• Excerpts from a figure dataset:
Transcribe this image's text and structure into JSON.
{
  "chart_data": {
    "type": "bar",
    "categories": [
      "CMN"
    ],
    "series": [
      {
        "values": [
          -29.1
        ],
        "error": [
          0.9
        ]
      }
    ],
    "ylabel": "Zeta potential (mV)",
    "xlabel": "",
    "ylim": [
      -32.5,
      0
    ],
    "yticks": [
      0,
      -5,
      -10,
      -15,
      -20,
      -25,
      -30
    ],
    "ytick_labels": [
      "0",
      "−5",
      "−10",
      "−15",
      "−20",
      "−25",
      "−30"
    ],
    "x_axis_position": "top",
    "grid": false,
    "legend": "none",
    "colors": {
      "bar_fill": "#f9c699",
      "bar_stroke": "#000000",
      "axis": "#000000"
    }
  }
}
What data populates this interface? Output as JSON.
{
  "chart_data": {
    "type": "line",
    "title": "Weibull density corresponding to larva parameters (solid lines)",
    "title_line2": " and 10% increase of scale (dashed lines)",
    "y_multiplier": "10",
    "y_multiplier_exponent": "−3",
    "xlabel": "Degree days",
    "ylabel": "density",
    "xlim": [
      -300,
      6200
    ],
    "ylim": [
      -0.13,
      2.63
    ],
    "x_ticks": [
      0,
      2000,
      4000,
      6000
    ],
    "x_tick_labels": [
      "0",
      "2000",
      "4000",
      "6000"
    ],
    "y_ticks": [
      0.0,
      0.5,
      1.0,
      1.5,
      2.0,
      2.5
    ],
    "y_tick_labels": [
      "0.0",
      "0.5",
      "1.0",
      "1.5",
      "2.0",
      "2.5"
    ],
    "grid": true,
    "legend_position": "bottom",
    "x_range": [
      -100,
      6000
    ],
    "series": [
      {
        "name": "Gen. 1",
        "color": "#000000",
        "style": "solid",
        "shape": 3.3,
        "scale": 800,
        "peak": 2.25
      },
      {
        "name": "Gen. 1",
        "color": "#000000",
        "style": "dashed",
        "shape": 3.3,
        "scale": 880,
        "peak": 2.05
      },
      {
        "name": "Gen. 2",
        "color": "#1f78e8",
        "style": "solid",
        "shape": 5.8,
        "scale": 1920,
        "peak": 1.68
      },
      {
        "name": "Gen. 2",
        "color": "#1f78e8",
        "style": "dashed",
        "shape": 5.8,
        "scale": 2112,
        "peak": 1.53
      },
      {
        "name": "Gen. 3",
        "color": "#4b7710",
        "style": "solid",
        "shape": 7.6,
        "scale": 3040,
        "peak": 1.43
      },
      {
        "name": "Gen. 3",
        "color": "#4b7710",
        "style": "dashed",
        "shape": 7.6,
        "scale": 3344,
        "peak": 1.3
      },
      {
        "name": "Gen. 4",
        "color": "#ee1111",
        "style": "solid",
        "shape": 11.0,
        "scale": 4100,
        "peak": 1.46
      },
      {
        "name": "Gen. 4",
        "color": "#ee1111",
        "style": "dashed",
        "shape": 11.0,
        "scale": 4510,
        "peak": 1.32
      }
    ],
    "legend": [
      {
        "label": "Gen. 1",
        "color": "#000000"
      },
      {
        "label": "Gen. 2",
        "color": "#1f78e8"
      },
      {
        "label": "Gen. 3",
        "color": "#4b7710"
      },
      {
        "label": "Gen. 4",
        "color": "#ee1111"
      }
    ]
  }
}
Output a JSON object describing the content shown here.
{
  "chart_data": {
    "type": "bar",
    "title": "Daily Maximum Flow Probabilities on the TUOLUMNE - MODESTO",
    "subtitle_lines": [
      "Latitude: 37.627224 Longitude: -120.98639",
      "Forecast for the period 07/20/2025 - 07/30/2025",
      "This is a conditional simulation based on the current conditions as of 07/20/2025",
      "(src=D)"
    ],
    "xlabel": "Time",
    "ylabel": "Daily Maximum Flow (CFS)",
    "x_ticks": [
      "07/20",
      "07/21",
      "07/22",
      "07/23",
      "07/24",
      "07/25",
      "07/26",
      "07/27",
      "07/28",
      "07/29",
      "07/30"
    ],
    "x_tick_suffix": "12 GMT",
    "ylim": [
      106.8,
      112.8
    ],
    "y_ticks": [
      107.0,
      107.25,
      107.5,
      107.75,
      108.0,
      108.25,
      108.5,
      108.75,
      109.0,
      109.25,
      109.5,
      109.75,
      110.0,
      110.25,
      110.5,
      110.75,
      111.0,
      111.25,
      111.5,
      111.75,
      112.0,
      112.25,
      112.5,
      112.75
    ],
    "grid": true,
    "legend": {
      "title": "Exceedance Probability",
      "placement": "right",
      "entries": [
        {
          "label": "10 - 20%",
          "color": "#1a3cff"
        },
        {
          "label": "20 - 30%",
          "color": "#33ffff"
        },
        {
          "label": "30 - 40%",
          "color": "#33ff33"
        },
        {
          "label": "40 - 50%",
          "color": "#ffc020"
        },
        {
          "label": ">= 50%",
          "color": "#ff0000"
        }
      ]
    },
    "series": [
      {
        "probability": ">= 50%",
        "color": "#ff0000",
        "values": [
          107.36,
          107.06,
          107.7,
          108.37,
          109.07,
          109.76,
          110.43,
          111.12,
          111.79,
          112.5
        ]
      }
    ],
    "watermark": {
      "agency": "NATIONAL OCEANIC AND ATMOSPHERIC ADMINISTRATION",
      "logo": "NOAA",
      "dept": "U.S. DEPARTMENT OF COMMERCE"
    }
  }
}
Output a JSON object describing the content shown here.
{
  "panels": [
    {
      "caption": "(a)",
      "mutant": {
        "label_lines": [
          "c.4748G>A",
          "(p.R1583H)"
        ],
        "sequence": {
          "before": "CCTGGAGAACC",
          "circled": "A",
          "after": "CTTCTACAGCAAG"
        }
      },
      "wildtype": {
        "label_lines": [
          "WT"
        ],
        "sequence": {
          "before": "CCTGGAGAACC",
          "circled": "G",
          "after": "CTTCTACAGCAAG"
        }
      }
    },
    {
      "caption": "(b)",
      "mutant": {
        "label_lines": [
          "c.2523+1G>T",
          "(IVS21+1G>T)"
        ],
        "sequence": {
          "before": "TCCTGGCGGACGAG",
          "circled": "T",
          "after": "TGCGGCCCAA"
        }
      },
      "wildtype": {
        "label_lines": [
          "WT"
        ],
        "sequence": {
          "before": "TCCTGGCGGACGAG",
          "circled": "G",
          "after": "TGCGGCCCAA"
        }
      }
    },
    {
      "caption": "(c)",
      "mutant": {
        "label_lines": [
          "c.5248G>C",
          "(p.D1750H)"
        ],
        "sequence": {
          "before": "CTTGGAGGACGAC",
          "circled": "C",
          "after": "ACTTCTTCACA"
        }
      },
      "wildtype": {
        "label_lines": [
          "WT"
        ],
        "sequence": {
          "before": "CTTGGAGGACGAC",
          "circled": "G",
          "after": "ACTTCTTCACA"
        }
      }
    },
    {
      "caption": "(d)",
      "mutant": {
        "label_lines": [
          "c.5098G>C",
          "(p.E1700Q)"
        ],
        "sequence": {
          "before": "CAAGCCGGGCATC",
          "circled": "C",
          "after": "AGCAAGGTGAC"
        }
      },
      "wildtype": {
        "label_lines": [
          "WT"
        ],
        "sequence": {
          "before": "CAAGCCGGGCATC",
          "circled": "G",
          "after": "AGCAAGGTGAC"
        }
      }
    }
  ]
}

• Exercise:
Copy the data above in full, character for character.

• Output:
Transcribe this image's text and structure into JSON.
{
  "chart_data": {
    "type": "bar",
    "categories": [
      "CMN"
    ],
    "series": [
      {
        "values": [
          -29.1
        ],
        "error": [
          0.9
        ]
      }
    ],
    "ylabel": "Zeta potential (mV)",
    "xlabel": "",
    "ylim": [
      -32.5,
      0
    ],
    "yticks": [
      0,
      -5,
      -10,
      -15,
      -20,
      -25,
      -30
    ],
    "ytick_labels": [
      "0",
      "−5",
      "−10",
      "−15",
      "−20",
      "−25",
      "−30"
    ],
    "x_axis_position": "top",
    "grid": false,
    "legend": "none",
    "colors": {
      "bar_fill": "#f9c699",
      "bar_stroke": "#000000",
      "axis": "#000000"
    }
  }
}
What data populates this interface? Output as JSON.
{
  "chart_data": {
    "type": "line",
    "title": "Weibull density corresponding to larva parameters (solid lines)",
    "title_line2": " and 10% increase of scale (dashed lines)",
    "y_multiplier": "10",
    "y_multiplier_exponent": "−3",
    "xlabel": "Degree days",
    "ylabel": "density",
    "xlim": [
      -300,
      6200
    ],
    "ylim": [
      -0.13,
      2.63
    ],
    "x_ticks": [
      0,
      2000,
      4000,
      6000
    ],
    "x_tick_labels": [
      "0",
      "2000",
      "4000",
      "6000"
    ],
    "y_ticks": [
      0.0,
      0.5,
      1.0,
      1.5,
      2.0,
      2.5
    ],
    "y_tick_labels": [
      "0.0",
      "0.5",
      "1.0",
      "1.5",
      "2.0",
      "2.5"
    ],
    "grid": true,
    "legend_position": "bottom",
    "x_range": [
      -100,
      6000
    ],
    "series": [
      {
        "name": "Gen. 1",
        "color": "#000000",
        "style": "solid",
        "shape": 3.3,
        "scale": 800,
        "peak": 2.25
      },
      {
        "name": "Gen. 1",
        "color": "#000000",
        "style": "dashed",
        "shape": 3.3,
        "scale": 880,
        "peak": 2.05
      },
      {
        "name": "Gen. 2",
        "color": "#1f78e8",
        "style": "solid",
        "shape": 5.8,
        "scale": 1920,
        "peak": 1.68
      },
      {
        "name": "Gen. 2",
        "color": "#1f78e8",
        "style": "dashed",
        "shape": 5.8,
        "scale": 2112,
        "peak": 1.53
      },
      {
        "name": "Gen. 3",
        "color": "#4b7710",
        "style": "solid",
        "shape": 7.6,
        "scale": 3040,
        "peak": 1.43
      },
      {
        "name": "Gen. 3",
        "color": "#4b7710",
        "style": "dashed",
        "shape": 7.6,
        "scale": 3344,
        "peak": 1.3
      },
      {
        "name": "Gen. 4",
        "color": "#ee1111",
        "style": "solid",
        "shape": 11.0,
        "scale": 4100,
        "peak": 1.46
      },
      {
        "name": "Gen. 4",
        "color": "#ee1111",
        "style": "dashed",
        "shape": 11.0,
        "scale": 4510,
        "peak": 1.32
      }
    ],
    "legend": [
      {
        "label": "Gen. 1",
        "color": "#000000"
      },
      {
        "label": "Gen. 2",
        "color": "#1f78e8"
      },
      {
        "label": "Gen. 3",
        "color": "#4b7710"
      },
      {
        "label": "Gen. 4",
        "color": "#ee1111"
      }
    ]
  }
}
Output a JSON object describing the content shown here.
{
  "chart_data": {
    "type": "bar",
    "title": "Daily Maximum Flow Probabilities on the TUOLUMNE - MODESTO",
    "subtitle_lines": [
      "Latitude: 37.627224 Longitude: -120.98639",
      "Forecast for the period 07/20/2025 - 07/30/2025",
      "This is a conditional simulation based on the current conditions as of 07/20/2025",
      "(src=D)"
    ],
    "xlabel": "Time",
    "ylabel": "Daily Maximum Flow (CFS)",
    "x_ticks": [
      "07/20",
      "07/21",
      "07/22",
      "07/23",
      "07/24",
      "07/25",
      "07/26",
      "07/27",
      "07/28",
      "07/29",
      "07/30"
    ],
    "x_tick_suffix": "12 GMT",
    "ylim": [
      106.8,
      112.8
    ],
    "y_ticks": [
      107.0,
      107.25,
      107.5,
      107.75,
      108.0,
      108.25,
      108.5,
      108.75,
      109.0,
      109.25,
      109.5,
      109.75,
      110.0,
      110.25,
      110.5,
      110.75,
      111.0,
      111.25,
      111.5,
      111.75,
      112.0,
      112.25,
      112.5,
      112.75
    ],
    "grid": true,
    "legend": {
      "title": "Exceedance Probability",
      "placement": "right",
      "entries": [
        {
          "label": "10 - 20%",
          "color": "#1a3cff"
        },
        {
          "label": "20 - 30%",
          "color": "#33ffff"
        },
        {
          "label": "30 - 40%",
          "color": "#33ff33"
        },
        {
          "label": "40 - 50%",
          "color": "#ffc020"
        },
        {
          "label": ">= 50%",
          "color": "#ff0000"
        }
      ]
    },
    "series": [
      {
        "probability": ">= 50%",
        "color": "#ff0000",
        "values": [
          107.36,
          107.06,
          107.7,
          108.37,
          109.07,
          109.76,
          110.43,
          111.12,
          111.79,
          112.5
        ]
      }
    ],
    "watermark": {
      "agency": "NATIONAL OCEANIC AND ATMOSPHERIC ADMINISTRATION",
      "logo": "NOAA",
      "dept": "U.S. DEPARTMENT OF COMMERCE"
    }
  }
}
Output a JSON object describing the content shown here.
{
  "panels": [
    {
      "caption": "(a)",
      "mutant": {
        "label_lines": [
          "c.4748G>A",
          "(p.R1583H)"
        ],
        "sequence": {
          "before": "CCTGGAGAACC",
          "circled": "A",
          "after": "CTTCTACAGCAAG"
        }
      },
      "wildtype": {
        "label_lines": [
          "WT"
        ],
        "sequence": {
          "before": "CCTGGAGAACC",
          "circled": "G",
          "after": "CTTCTACAGCAAG"
        }
      }
    },
    {
      "caption": "(b)",
      "mutant": {
        "label_lines": [
          "c.2523+1G>T",
          "(IVS21+1G>T)"
        ],
        "sequence": {
          "before": "TCCTGGCGGACGAG",
          "circled": "T",
          "after": "TGCGGCCCAA"
        }
      },
      "wildtype": {
        "label_lines": [
          "WT"
        ],
        "sequence": {
          "before": "TCCTGGCGGACGAG",
          "circled": "G",
          "after": "TGCGGCCCAA"
        }
      }
    },
    {
      "caption": "(c)",
      "mutant": {
        "label_lines": [
          "c.5248G>C",
          "(p.D1750H)"
        ],
        "sequence": {
          "before": "CTTGGAGGACGAC",
          "circled": "C",
          "after": "ACTTCTTCACA"
        }
      },
      "wildtype": {
        "label_lines": [
          "WT"
        ],
        "sequence": {
          "before": "CTTGGAGGACGAC",
          "circled": "G",
          "after": "ACTTCTTCACA"
        }
      }
    },
    {
      "caption": "(d)",
      "mutant": {
        "label_lines": [
          "c.5098G>C",
          "(p.E1700Q)"
        ],
        "sequence": {
          "before": "CAAGCCGGGCATC",
          "circled": "C",
          "after": "AGCAAGGTGAC"
        }
      },
      "wildtype": {
        "label_lines": [
          "WT"
        ],
        "sequence": {
          "before": "CAAGCCGGGCATC",
          "circled": "G",
          "after": "AGCAAGGTGAC"
        }
      }
    }
  ]
}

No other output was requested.